• [TO DO]: Filter this material down to the lines that hold "mirroring", copying each one.

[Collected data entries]

───

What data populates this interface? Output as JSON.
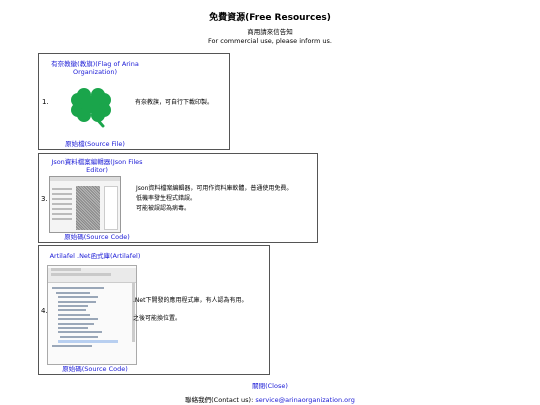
{
  "header": {
    "title": "免費資源(Free Resources)",
    "notice_zh": "商用請來信告知",
    "notice_en": "For commercial use, please inform us."
  },
  "resources": [
    {
      "number": "1.",
      "title": "有奈教徽(教旗)(Flag of Arina Organization)",
      "description": "有奈教旗，可自行下載印製。",
      "source_link": "原始檔(Source File)",
      "thumb_icon": "four-leaf-clover",
      "accent_color": "#1aa54b"
    },
    {
      "number": "3.",
      "title": "Json資料檔案編輯器(Json Files Editor)",
      "description_lines": [
        "Json資料檔案編輯器，可用作資料庫軟體，普通使用免費。",
        "低機率發生程式錯誤。",
        "可能被誤認為病毒。"
      ],
      "source_link": "原始碼(Source Code)"
    },
    {
      "number": "4.",
      "title": "Artilafel .Net函式庫(Artilafel)",
      "description_lines": [
        ".Net下開發的應用程式庫，有人認為有用。",
        "之後可能換位置。"
      ],
      "source_link": "原始碼(Source Code)"
    }
  ],
  "footer": {
    "close_link": "關閉(Close)",
    "contact_label": "聯絡我們(Contact us): ",
    "contact_email": "service@arinaorganization.org"
  },
  "colors": {
    "link": "#1a1ad6",
    "border": "#555555"
  }
}
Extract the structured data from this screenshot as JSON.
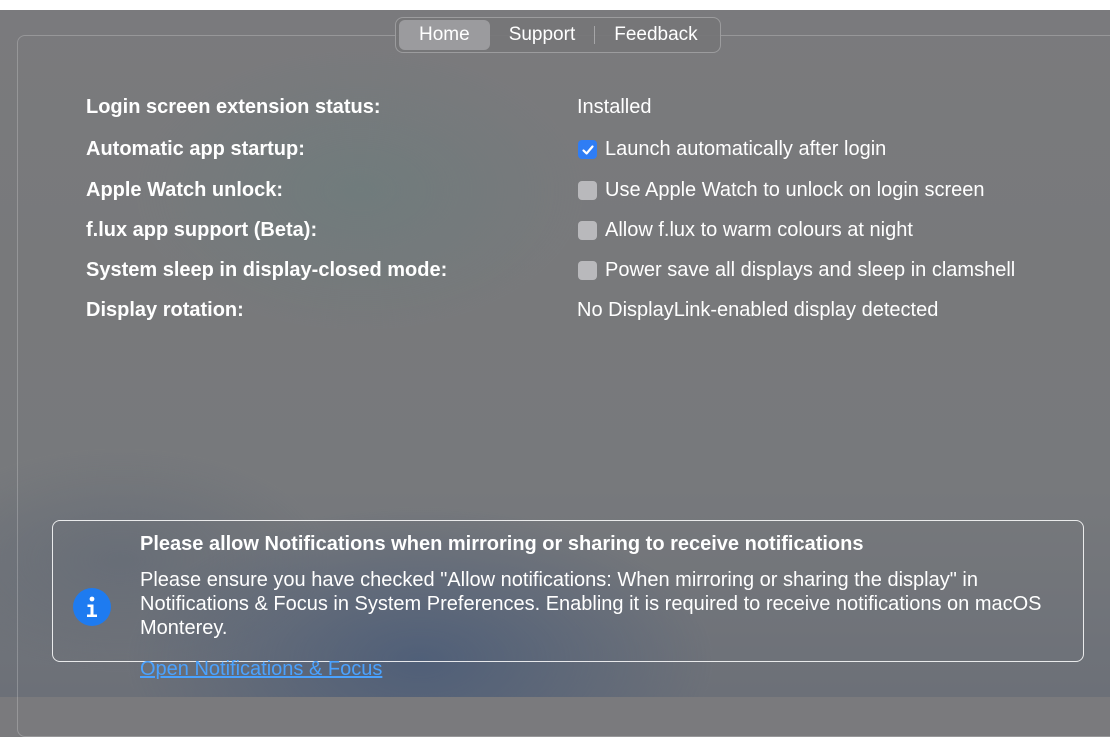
{
  "tabs": [
    {
      "label": "Home",
      "selected": true
    },
    {
      "label": "Support",
      "selected": false
    },
    {
      "label": "Feedback",
      "selected": false
    }
  ],
  "settings": [
    {
      "label": "Login screen extension status:",
      "type": "text",
      "value": "Installed"
    },
    {
      "label": "Automatic app startup:",
      "type": "checkbox",
      "checked": true,
      "value": "Launch automatically after login"
    },
    {
      "label": "Apple Watch unlock:",
      "type": "checkbox",
      "checked": false,
      "value": "Use Apple Watch to unlock on login screen"
    },
    {
      "label": "f.lux app support (Beta):",
      "type": "checkbox",
      "checked": false,
      "value": "Allow f.lux to warm colours at night"
    },
    {
      "label": "System sleep in display-closed mode:",
      "type": "checkbox",
      "checked": false,
      "value": "Power save all displays and sleep in clamshell"
    },
    {
      "label": "Display rotation:",
      "type": "text",
      "value": "No DisplayLink-enabled display detected"
    }
  ],
  "notice": {
    "icon": "info-icon",
    "title": "Please allow Notifications when mirroring or sharing to receive notifications",
    "body": "Please ensure you have checked \"Allow notifications: When mirroring or sharing the display\" in Notifications & Focus in System Preferences. Enabling it is required to receive notifications on macOS Monterey.",
    "link": "Open Notifications & Focus"
  },
  "colors": {
    "accent": "#2f7df4",
    "link": "#4aa2ff",
    "info_icon": "#1e7bf0"
  }
}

───

• [TASK SOLUTION]:
    "title": "Please allow Notifications when mirroring or sharing to receive notifications",
    "body": "Please ensure you have checked \"Allow notifications: When mirroring or sharing the display\" in Notifications & Focus in System Preferences. Enabling it is required to receive notifications on macOS Monterey.",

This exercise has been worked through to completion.